[Required work] Copy each line of the data below with the word "text".

■ ■ ■ ■ ■

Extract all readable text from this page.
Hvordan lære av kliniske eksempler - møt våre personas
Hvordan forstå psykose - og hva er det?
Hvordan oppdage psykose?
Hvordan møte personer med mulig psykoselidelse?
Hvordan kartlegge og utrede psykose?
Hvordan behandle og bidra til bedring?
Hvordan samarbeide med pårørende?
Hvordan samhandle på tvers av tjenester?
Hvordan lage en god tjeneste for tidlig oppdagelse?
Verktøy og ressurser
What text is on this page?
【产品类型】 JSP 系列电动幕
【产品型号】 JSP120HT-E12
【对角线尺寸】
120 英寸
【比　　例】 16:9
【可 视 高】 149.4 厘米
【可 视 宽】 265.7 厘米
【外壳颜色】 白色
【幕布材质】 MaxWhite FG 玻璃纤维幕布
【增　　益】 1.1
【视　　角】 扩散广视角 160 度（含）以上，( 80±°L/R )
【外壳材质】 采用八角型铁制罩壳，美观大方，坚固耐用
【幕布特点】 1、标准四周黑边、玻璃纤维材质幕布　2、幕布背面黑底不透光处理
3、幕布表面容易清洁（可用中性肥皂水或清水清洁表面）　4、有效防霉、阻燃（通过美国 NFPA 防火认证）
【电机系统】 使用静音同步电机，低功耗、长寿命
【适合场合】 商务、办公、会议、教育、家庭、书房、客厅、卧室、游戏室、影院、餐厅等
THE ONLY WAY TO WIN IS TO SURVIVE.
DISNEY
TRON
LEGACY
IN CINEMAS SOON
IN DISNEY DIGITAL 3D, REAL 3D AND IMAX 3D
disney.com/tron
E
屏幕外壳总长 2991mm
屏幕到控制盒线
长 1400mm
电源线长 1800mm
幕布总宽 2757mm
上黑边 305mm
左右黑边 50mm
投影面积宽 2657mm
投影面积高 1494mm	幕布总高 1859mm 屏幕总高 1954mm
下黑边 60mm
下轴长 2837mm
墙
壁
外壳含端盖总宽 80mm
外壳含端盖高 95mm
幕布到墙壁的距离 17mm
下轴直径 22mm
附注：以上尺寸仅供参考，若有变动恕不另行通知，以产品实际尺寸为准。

■ ■ ■ ■ ■

[Response to this task]
Extract all readable text from this page.
What text is on this page?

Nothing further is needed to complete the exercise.